* [Do this]
Count every line where "content" occurs. Give the total alone.
★ ★ ★ ★
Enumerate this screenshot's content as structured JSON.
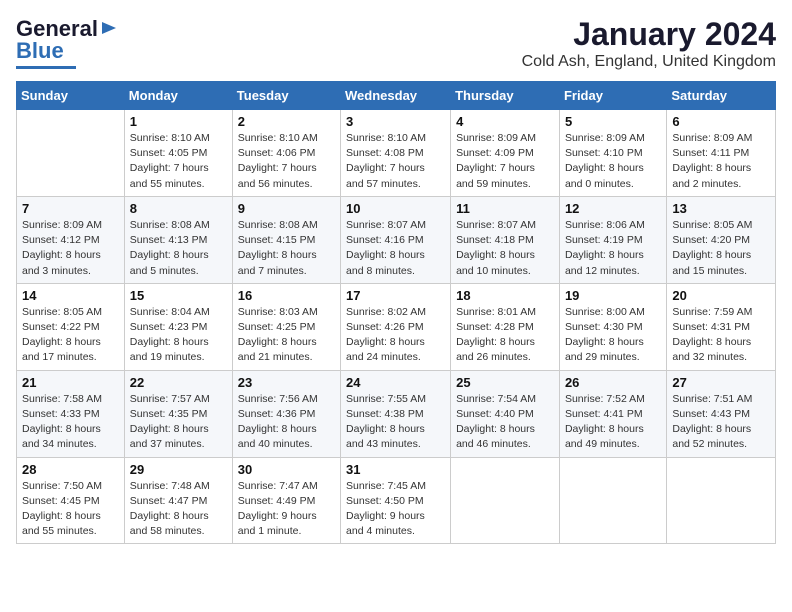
{
  "logo": {
    "line1": "General",
    "line2": "Blue"
  },
  "title": "January 2024",
  "subtitle": "Cold Ash, England, United Kingdom",
  "days_of_week": [
    "Sunday",
    "Monday",
    "Tuesday",
    "Wednesday",
    "Thursday",
    "Friday",
    "Saturday"
  ],
  "weeks": [
    [
      {
        "day": "",
        "sunrise": "",
        "sunset": "",
        "daylight": ""
      },
      {
        "day": "1",
        "sunrise": "Sunrise: 8:10 AM",
        "sunset": "Sunset: 4:05 PM",
        "daylight": "Daylight: 7 hours and 55 minutes."
      },
      {
        "day": "2",
        "sunrise": "Sunrise: 8:10 AM",
        "sunset": "Sunset: 4:06 PM",
        "daylight": "Daylight: 7 hours and 56 minutes."
      },
      {
        "day": "3",
        "sunrise": "Sunrise: 8:10 AM",
        "sunset": "Sunset: 4:08 PM",
        "daylight": "Daylight: 7 hours and 57 minutes."
      },
      {
        "day": "4",
        "sunrise": "Sunrise: 8:09 AM",
        "sunset": "Sunset: 4:09 PM",
        "daylight": "Daylight: 7 hours and 59 minutes."
      },
      {
        "day": "5",
        "sunrise": "Sunrise: 8:09 AM",
        "sunset": "Sunset: 4:10 PM",
        "daylight": "Daylight: 8 hours and 0 minutes."
      },
      {
        "day": "6",
        "sunrise": "Sunrise: 8:09 AM",
        "sunset": "Sunset: 4:11 PM",
        "daylight": "Daylight: 8 hours and 2 minutes."
      }
    ],
    [
      {
        "day": "7",
        "sunrise": "Sunrise: 8:09 AM",
        "sunset": "Sunset: 4:12 PM",
        "daylight": "Daylight: 8 hours and 3 minutes."
      },
      {
        "day": "8",
        "sunrise": "Sunrise: 8:08 AM",
        "sunset": "Sunset: 4:13 PM",
        "daylight": "Daylight: 8 hours and 5 minutes."
      },
      {
        "day": "9",
        "sunrise": "Sunrise: 8:08 AM",
        "sunset": "Sunset: 4:15 PM",
        "daylight": "Daylight: 8 hours and 7 minutes."
      },
      {
        "day": "10",
        "sunrise": "Sunrise: 8:07 AM",
        "sunset": "Sunset: 4:16 PM",
        "daylight": "Daylight: 8 hours and 8 minutes."
      },
      {
        "day": "11",
        "sunrise": "Sunrise: 8:07 AM",
        "sunset": "Sunset: 4:18 PM",
        "daylight": "Daylight: 8 hours and 10 minutes."
      },
      {
        "day": "12",
        "sunrise": "Sunrise: 8:06 AM",
        "sunset": "Sunset: 4:19 PM",
        "daylight": "Daylight: 8 hours and 12 minutes."
      },
      {
        "day": "13",
        "sunrise": "Sunrise: 8:05 AM",
        "sunset": "Sunset: 4:20 PM",
        "daylight": "Daylight: 8 hours and 15 minutes."
      }
    ],
    [
      {
        "day": "14",
        "sunrise": "Sunrise: 8:05 AM",
        "sunset": "Sunset: 4:22 PM",
        "daylight": "Daylight: 8 hours and 17 minutes."
      },
      {
        "day": "15",
        "sunrise": "Sunrise: 8:04 AM",
        "sunset": "Sunset: 4:23 PM",
        "daylight": "Daylight: 8 hours and 19 minutes."
      },
      {
        "day": "16",
        "sunrise": "Sunrise: 8:03 AM",
        "sunset": "Sunset: 4:25 PM",
        "daylight": "Daylight: 8 hours and 21 minutes."
      },
      {
        "day": "17",
        "sunrise": "Sunrise: 8:02 AM",
        "sunset": "Sunset: 4:26 PM",
        "daylight": "Daylight: 8 hours and 24 minutes."
      },
      {
        "day": "18",
        "sunrise": "Sunrise: 8:01 AM",
        "sunset": "Sunset: 4:28 PM",
        "daylight": "Daylight: 8 hours and 26 minutes."
      },
      {
        "day": "19",
        "sunrise": "Sunrise: 8:00 AM",
        "sunset": "Sunset: 4:30 PM",
        "daylight": "Daylight: 8 hours and 29 minutes."
      },
      {
        "day": "20",
        "sunrise": "Sunrise: 7:59 AM",
        "sunset": "Sunset: 4:31 PM",
        "daylight": "Daylight: 8 hours and 32 minutes."
      }
    ],
    [
      {
        "day": "21",
        "sunrise": "Sunrise: 7:58 AM",
        "sunset": "Sunset: 4:33 PM",
        "daylight": "Daylight: 8 hours and 34 minutes."
      },
      {
        "day": "22",
        "sunrise": "Sunrise: 7:57 AM",
        "sunset": "Sunset: 4:35 PM",
        "daylight": "Daylight: 8 hours and 37 minutes."
      },
      {
        "day": "23",
        "sunrise": "Sunrise: 7:56 AM",
        "sunset": "Sunset: 4:36 PM",
        "daylight": "Daylight: 8 hours and 40 minutes."
      },
      {
        "day": "24",
        "sunrise": "Sunrise: 7:55 AM",
        "sunset": "Sunset: 4:38 PM",
        "daylight": "Daylight: 8 hours and 43 minutes."
      },
      {
        "day": "25",
        "sunrise": "Sunrise: 7:54 AM",
        "sunset": "Sunset: 4:40 PM",
        "daylight": "Daylight: 8 hours and 46 minutes."
      },
      {
        "day": "26",
        "sunrise": "Sunrise: 7:52 AM",
        "sunset": "Sunset: 4:41 PM",
        "daylight": "Daylight: 8 hours and 49 minutes."
      },
      {
        "day": "27",
        "sunrise": "Sunrise: 7:51 AM",
        "sunset": "Sunset: 4:43 PM",
        "daylight": "Daylight: 8 hours and 52 minutes."
      }
    ],
    [
      {
        "day": "28",
        "sunrise": "Sunrise: 7:50 AM",
        "sunset": "Sunset: 4:45 PM",
        "daylight": "Daylight: 8 hours and 55 minutes."
      },
      {
        "day": "29",
        "sunrise": "Sunrise: 7:48 AM",
        "sunset": "Sunset: 4:47 PM",
        "daylight": "Daylight: 8 hours and 58 minutes."
      },
      {
        "day": "30",
        "sunrise": "Sunrise: 7:47 AM",
        "sunset": "Sunset: 4:49 PM",
        "daylight": "Daylight: 9 hours and 1 minute."
      },
      {
        "day": "31",
        "sunrise": "Sunrise: 7:45 AM",
        "sunset": "Sunset: 4:50 PM",
        "daylight": "Daylight: 9 hours and 4 minutes."
      },
      {
        "day": "",
        "sunrise": "",
        "sunset": "",
        "daylight": ""
      },
      {
        "day": "",
        "sunrise": "",
        "sunset": "",
        "daylight": ""
      },
      {
        "day": "",
        "sunrise": "",
        "sunset": "",
        "daylight": ""
      }
    ]
  ]
}
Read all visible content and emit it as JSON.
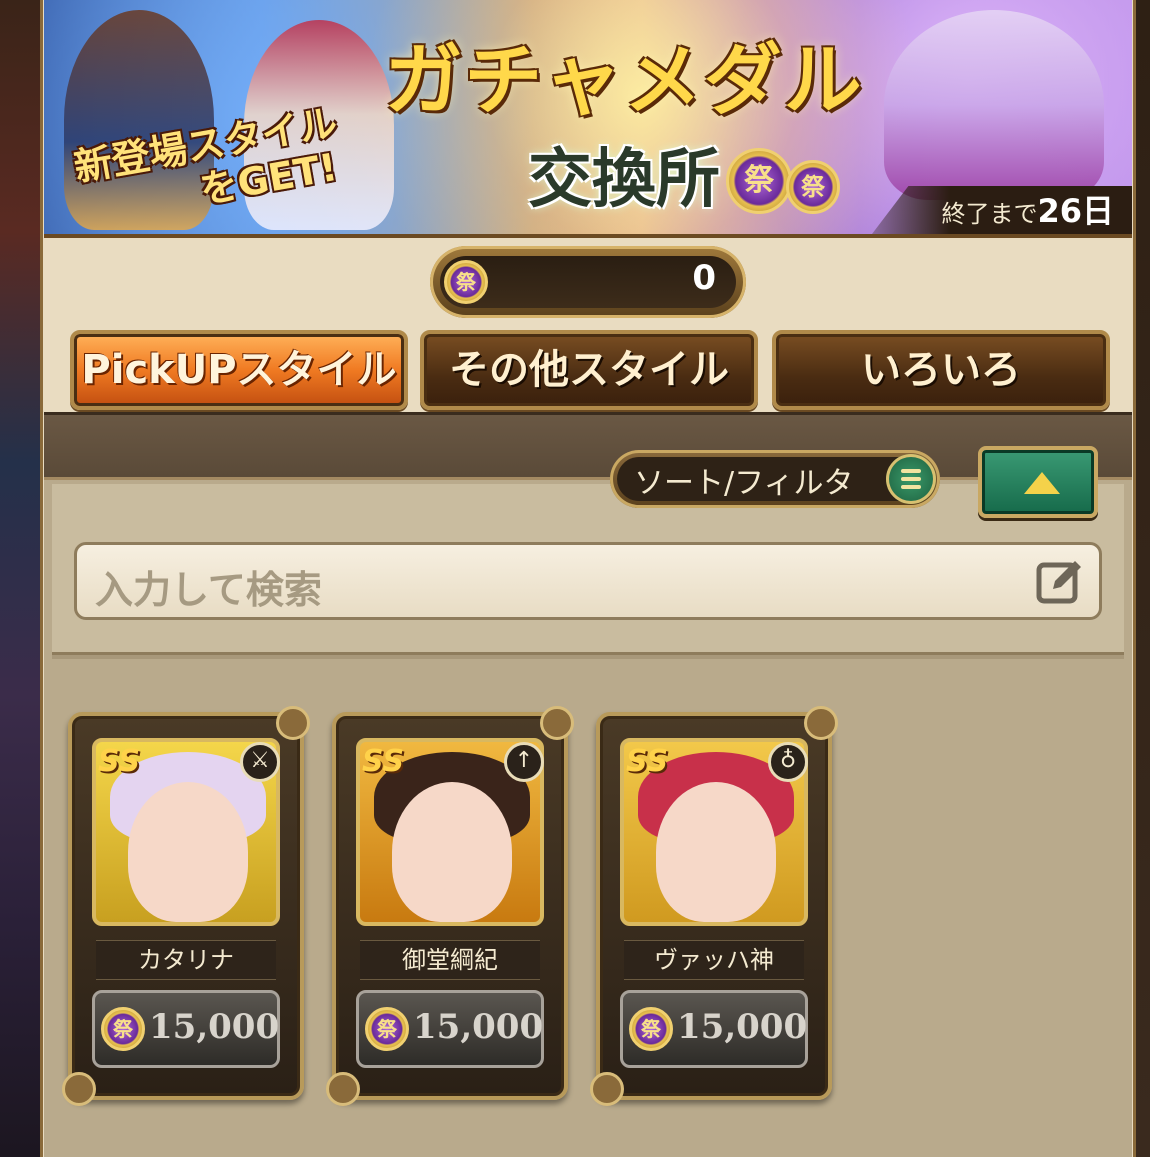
★ ★ ★ ★
* [Answer below]
2